* _What this task involves_
For each line in the data below that holds "Pallipattu", return a copy.
- - - -
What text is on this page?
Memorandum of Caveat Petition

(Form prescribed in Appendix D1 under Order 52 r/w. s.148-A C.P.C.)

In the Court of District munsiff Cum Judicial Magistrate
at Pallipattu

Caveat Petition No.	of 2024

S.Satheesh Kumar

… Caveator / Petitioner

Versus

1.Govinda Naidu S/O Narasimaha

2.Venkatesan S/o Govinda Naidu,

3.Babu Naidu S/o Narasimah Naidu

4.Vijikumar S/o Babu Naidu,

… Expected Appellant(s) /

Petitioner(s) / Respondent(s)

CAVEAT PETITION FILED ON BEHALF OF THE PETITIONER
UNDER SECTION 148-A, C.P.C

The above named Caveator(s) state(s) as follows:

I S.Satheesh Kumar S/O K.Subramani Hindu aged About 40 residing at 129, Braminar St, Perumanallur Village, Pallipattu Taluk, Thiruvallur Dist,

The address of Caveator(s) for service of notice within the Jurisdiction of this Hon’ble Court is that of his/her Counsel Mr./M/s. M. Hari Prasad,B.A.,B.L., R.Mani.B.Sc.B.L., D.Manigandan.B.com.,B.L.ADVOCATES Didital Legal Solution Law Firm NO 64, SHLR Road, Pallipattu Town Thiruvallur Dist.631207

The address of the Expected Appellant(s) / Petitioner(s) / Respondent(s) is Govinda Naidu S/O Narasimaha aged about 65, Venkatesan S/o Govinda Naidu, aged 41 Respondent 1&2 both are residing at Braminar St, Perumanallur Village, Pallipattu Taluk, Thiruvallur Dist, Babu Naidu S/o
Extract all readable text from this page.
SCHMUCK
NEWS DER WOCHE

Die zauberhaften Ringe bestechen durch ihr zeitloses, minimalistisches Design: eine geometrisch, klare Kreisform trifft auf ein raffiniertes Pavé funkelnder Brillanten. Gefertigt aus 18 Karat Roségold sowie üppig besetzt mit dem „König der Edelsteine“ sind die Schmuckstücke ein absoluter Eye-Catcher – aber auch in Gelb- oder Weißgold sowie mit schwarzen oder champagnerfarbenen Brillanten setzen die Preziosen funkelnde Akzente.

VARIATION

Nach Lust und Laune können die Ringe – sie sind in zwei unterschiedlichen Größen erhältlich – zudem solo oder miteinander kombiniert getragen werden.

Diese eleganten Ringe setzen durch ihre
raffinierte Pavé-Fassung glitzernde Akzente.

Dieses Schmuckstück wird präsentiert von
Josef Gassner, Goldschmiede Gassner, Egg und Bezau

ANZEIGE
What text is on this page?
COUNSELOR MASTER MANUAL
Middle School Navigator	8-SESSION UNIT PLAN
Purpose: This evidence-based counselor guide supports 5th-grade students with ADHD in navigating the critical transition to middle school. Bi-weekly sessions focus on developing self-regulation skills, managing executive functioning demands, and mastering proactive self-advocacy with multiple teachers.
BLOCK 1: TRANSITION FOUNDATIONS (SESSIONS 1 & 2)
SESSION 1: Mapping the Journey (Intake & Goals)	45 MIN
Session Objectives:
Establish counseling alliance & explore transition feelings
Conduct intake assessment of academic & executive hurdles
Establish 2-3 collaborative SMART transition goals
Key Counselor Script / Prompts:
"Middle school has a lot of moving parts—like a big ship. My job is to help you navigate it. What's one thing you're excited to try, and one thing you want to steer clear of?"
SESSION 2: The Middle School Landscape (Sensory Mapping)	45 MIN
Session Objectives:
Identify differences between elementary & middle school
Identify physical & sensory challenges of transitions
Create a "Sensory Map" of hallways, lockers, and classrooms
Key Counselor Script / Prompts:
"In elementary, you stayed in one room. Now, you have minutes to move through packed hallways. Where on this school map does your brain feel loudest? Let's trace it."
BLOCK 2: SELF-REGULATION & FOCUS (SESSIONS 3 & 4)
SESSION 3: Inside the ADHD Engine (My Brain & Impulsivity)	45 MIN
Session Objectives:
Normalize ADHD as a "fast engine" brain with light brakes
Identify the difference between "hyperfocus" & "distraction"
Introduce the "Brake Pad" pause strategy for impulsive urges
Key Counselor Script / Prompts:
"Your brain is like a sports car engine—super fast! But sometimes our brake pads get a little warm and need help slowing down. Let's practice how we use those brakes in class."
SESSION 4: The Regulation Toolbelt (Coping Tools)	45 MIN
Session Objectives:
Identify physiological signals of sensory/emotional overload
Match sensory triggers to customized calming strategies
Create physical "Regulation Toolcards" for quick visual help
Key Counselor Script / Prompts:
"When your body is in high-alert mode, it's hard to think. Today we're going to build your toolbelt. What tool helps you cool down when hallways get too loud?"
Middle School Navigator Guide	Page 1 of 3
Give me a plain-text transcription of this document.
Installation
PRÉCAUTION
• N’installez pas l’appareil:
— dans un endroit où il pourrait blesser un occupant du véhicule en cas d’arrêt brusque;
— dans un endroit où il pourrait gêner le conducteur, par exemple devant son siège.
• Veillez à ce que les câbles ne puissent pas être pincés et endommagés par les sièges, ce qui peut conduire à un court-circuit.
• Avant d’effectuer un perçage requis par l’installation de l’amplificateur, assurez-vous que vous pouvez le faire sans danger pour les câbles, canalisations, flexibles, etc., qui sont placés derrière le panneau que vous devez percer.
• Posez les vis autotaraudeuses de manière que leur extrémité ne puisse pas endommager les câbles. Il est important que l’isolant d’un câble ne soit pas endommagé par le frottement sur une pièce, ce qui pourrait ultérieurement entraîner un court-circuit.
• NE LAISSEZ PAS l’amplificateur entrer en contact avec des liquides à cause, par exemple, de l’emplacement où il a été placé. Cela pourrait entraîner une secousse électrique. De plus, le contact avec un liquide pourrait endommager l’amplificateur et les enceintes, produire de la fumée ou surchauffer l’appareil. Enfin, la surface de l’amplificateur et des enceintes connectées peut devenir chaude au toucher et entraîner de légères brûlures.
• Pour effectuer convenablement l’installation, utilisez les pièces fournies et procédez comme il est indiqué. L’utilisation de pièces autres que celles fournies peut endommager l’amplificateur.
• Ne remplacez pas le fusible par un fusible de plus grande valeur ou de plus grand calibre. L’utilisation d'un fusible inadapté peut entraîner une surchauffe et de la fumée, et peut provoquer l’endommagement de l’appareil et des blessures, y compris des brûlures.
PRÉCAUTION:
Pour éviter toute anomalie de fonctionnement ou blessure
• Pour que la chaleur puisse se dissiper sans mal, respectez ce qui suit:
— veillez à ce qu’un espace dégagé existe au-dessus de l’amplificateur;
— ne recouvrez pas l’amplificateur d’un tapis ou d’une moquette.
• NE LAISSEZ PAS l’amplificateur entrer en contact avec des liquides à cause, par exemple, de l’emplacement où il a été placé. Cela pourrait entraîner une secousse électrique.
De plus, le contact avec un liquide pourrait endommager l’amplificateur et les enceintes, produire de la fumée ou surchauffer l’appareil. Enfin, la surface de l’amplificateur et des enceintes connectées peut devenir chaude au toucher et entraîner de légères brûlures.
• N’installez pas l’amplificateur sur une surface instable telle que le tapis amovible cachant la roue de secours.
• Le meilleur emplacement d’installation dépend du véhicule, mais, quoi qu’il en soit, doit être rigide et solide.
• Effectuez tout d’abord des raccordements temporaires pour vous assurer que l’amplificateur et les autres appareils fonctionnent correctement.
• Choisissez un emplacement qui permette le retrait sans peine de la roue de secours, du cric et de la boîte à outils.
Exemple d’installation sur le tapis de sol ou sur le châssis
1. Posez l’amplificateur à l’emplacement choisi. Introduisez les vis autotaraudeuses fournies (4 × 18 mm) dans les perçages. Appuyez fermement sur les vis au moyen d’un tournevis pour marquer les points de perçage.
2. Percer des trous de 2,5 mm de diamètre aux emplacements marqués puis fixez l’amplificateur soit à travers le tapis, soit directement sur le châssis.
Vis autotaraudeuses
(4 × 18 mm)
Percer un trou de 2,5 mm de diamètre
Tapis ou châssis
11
- - - -
* _Answer to the problem_
at Pallipattu
I S.Satheesh Kumar S/O K.Subramani Hindu aged About 40 residing at 129, Braminar St, Perumanallur Village, Pallipattu Taluk, Thiruvallur Dist,
The address of Caveator(s) for service of notice within the Jurisdiction of this Hon’ble Court is that of his/her Counsel Mr./M/s. M. Hari Prasad,B.A.,B.L., R.Mani.B.Sc.B.L., D.Manigandan.B.com.,B.L.ADVOCATES Didital Legal Solution Law Firm NO 64, SHLR Road, Pallipattu Town Thiruvallur Dist.631207
The address of the Expected Appellant(s) / Petitioner(s) / Respondent(s) is Govinda Naidu S/O Narasimaha aged about 65, Venkatesan S/o Govinda Naidu, aged 41 Respondent 1&2 both are residing at Braminar St, Perumanallur Village, Pallipattu Taluk, Thiruvallur Dist, Babu Naidu S/o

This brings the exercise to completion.